Records that describe figures:
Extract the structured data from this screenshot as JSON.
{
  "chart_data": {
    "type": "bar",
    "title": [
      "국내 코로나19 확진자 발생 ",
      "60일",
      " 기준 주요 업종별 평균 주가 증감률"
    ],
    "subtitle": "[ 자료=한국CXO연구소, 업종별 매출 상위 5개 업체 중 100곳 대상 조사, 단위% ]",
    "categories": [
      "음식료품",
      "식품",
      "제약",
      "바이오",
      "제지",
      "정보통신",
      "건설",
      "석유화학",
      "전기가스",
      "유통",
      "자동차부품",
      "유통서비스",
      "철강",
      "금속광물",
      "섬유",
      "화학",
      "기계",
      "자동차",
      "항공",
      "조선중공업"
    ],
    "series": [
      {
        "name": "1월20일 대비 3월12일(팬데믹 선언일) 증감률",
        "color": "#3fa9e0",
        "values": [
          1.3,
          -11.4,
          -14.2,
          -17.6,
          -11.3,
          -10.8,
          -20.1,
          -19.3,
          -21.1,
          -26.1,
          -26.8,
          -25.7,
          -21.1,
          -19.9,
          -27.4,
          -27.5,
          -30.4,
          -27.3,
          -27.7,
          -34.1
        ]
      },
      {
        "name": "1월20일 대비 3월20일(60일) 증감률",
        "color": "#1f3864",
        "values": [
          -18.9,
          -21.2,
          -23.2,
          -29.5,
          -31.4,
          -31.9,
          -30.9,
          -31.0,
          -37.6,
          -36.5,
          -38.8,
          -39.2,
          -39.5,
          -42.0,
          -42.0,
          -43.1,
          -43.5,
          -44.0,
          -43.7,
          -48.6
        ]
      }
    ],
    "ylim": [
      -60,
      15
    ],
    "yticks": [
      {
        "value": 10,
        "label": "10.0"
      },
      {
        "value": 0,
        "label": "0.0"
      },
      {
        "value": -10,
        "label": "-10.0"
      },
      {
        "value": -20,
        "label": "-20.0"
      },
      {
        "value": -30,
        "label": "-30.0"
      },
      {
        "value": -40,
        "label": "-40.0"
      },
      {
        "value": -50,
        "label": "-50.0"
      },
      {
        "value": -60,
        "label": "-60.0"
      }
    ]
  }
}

TASK DIRECTIONS –
Provide only the number of lines in the records containing the string "label".

TASK SOLUTION –
8